**Short problem 1**
Rewrite the paragraph of the paper summary that begins "Our ICML25 paper" as a short bulleted list that keeps its main facts.
**Short problem 2**
Translate this sentence from the paper summary into Spanish: "To characterize the structure of latent spaces, we scale vanishing ideal algorithms to handle high-dimensional data."
**Short problem 3**
According to the paper summary, what kind of layers can replace standard network layers?

**Source extract**
:::

Our ICML25 paper Approximating Latent Manifolds in Neural Networks via Vanishing Ideals introduces a novel approach to understanding data representation in neural networks through vanishing ideals. To characterize the structure of latent spaces, we scale vanishing ideal algorithms to handle high-dimensional data. The resulting algebraic characterizations can be used to replace standard network layers with more compact and efficient polynomial layers, leading to significant parameter reduction and potential improvements in inference speed while maintaining competitive performance.

:::

(Dataset rows)
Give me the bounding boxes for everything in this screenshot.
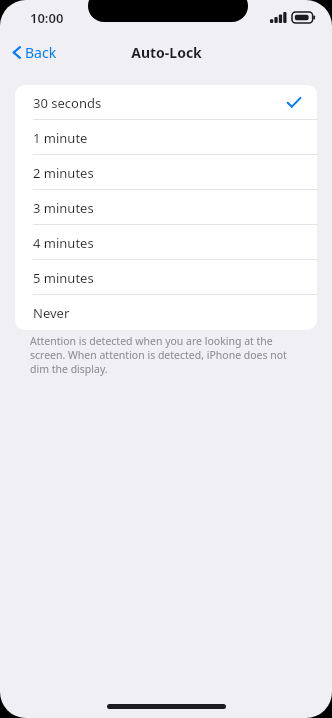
staticText: 1 minute (33, 129, 88, 147)
button[interactable]: Back (0, 39, 67, 66)
staticText: 2 minutes (33, 164, 94, 182)
staticText: Back (25, 43, 57, 62)
staticText: Auto-Lock (131, 43, 202, 62)
staticText: 4 minutes (33, 234, 94, 252)
button[interactable]: 2 minutes (15, 155, 317, 190)
button[interactable]: 5 minutes (15, 260, 317, 295)
staticText: 3 minutes (33, 199, 94, 217)
staticText: 5 minutes (33, 269, 94, 287)
button[interactable]: 1 minute (15, 120, 317, 155)
staticText: 10:00 (30, 9, 64, 27)
staticText: 30 seconds (33, 94, 102, 112)
button[interactable]: 3 minutes (15, 190, 317, 225)
button[interactable]: Never (15, 295, 317, 330)
button[interactable]: 30 seconds (15, 85, 317, 120)
button[interactable]: 4 minutes (15, 225, 317, 260)
staticText: Attention is detected when you are looki… (30, 334, 302, 376)
staticText: Never (33, 304, 70, 322)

:::

**Output 1**
- The ICML25 paper "Approximating Latent Manifolds in Neural Networks via Vanishing Ideals" uses vanishing ideals to understand how neural networks represent data.
- Vanishing ideal algorithms are scaled to high-dimensional data to characterize the structure of latent spaces.
- The resulting algebraic characterizations can replace standard network layers with more compact, efficient polynomial layers.
- This significantly reduces parameters and may speed up inference while keeping performance competitive.

**Output 2**
Para caracterizar la estructura de los espacios latentes, escalamos los algoritmos de ideales evanescentes para que puedan manejar datos de alta dimensión.

**Output 3**
More compact and efficient polynomial layers.